Omit the pictures from the entries below and retype everything else exactly.

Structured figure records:
____

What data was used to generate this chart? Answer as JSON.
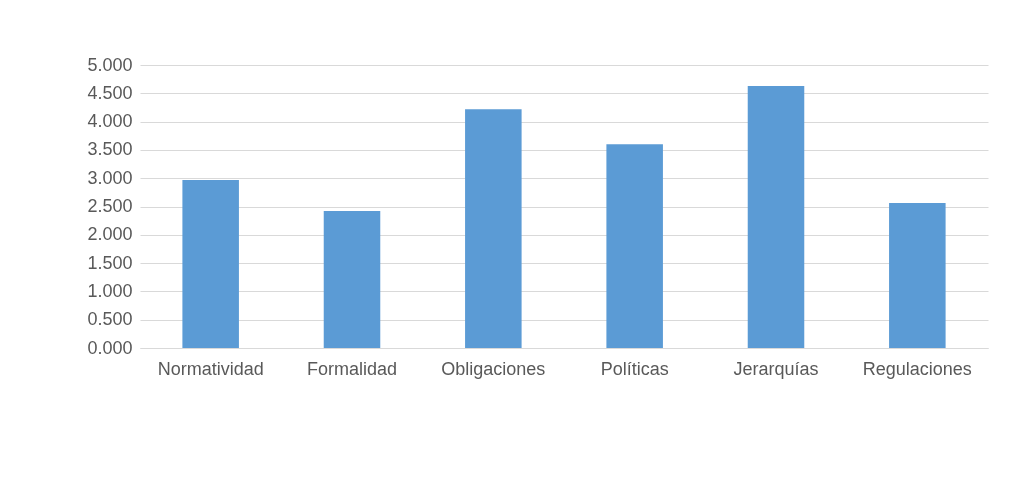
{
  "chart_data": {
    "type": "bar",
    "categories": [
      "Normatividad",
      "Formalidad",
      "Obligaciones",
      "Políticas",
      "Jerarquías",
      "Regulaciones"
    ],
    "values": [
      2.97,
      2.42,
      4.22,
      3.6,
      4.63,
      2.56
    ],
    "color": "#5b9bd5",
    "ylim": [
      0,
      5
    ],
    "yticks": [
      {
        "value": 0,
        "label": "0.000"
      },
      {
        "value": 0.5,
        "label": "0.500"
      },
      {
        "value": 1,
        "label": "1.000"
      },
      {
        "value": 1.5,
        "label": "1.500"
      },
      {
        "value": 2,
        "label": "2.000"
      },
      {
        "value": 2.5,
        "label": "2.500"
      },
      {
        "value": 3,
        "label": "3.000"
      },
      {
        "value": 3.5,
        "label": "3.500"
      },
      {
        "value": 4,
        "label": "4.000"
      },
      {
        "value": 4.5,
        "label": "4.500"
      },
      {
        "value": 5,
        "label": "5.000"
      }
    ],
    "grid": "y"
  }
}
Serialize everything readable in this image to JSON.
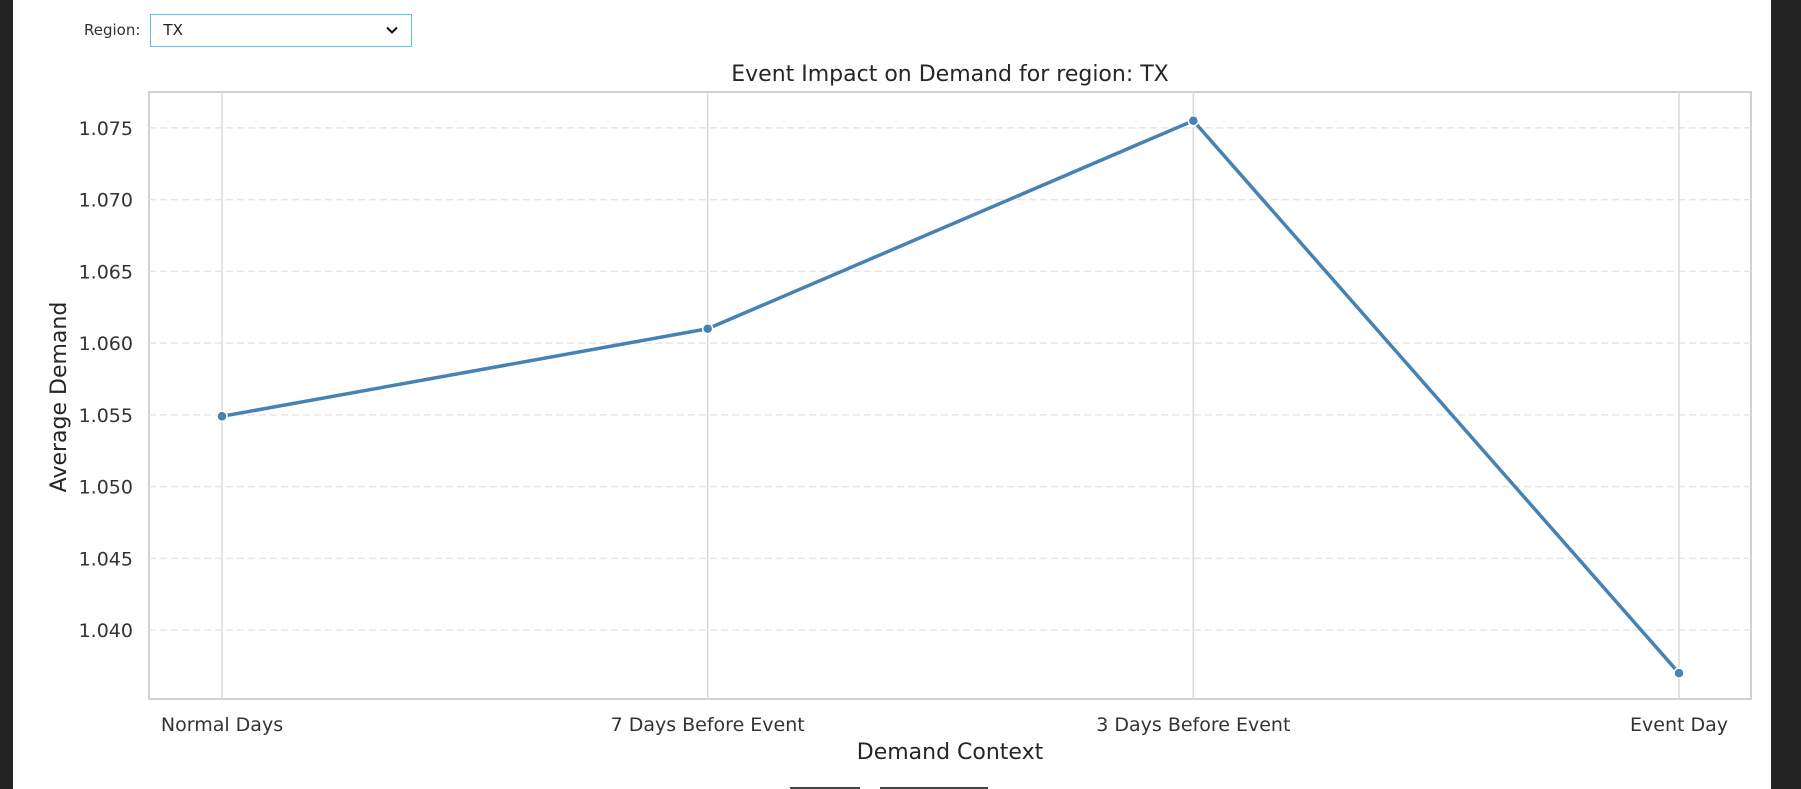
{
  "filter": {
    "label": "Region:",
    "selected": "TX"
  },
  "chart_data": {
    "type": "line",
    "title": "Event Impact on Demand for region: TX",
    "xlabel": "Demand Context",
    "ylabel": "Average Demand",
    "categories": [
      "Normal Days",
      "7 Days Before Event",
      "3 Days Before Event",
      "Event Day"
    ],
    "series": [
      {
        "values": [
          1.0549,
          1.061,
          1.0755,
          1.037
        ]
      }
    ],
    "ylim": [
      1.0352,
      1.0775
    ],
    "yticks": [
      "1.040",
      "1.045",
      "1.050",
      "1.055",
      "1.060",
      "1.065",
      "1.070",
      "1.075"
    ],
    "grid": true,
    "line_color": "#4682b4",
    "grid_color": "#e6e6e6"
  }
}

____

◆ **Full answer**:
What data was used to generate this chart? Answer as JSON.
{
  "chart_data": {
    "type": "bar",
    "categories": [
      "Normatividad",
      "Formalidad",
      "Obligaciones",
      "Políticas",
      "Jerarquías",
      "Regulaciones"
    ],
    "values": [
      2.97,
      2.42,
      4.22,
      3.6,
      4.63,
      2.56
    ],
    "color": "#5b9bd5",
    "ylim": [
      0,
      5
    ],
    "yticks": [
      {
        "value": 0,
        "label": "0.000"
      },
      {
        "value": 0.5,
        "label": "0.500"
      },
      {
        "value": 1,
        "label": "1.000"
      },
      {
        "value": 1.5,
        "label": "1.500"
      },
      {
        "value": 2,
        "label": "2.000"
      },
      {
        "value": 2.5,
        "label": "2.500"
      },
      {
        "value": 3,
        "label": "3.000"
      },
      {
        "value": 3.5,
        "label": "3.500"
      },
      {
        "value": 4,
        "label": "4.000"
      },
      {
        "value": 4.5,
        "label": "4.500"
      },
      {
        "value": 5,
        "label": "5.000"
      }
    ],
    "grid": "y"
  }
}
Serialize everything readable in this image to JSON.
{
  "filter": {
    "label": "Region:",
    "selected": "TX"
  },
  "chart_data": {
    "type": "line",
    "title": "Event Impact on Demand for region: TX",
    "xlabel": "Demand Context",
    "ylabel": "Average Demand",
    "categories": [
      "Normal Days",
      "7 Days Before Event",
      "3 Days Before Event",
      "Event Day"
    ],
    "series": [
      {
        "values": [
          1.0549,
          1.061,
          1.0755,
          1.037
        ]
      }
    ],
    "ylim": [
      1.0352,
      1.0775
    ],
    "yticks": [
      "1.040",
      "1.045",
      "1.050",
      "1.055",
      "1.060",
      "1.065",
      "1.070",
      "1.075"
    ],
    "grid": true,
    "line_color": "#4682b4",
    "grid_color": "#e6e6e6"
  }
}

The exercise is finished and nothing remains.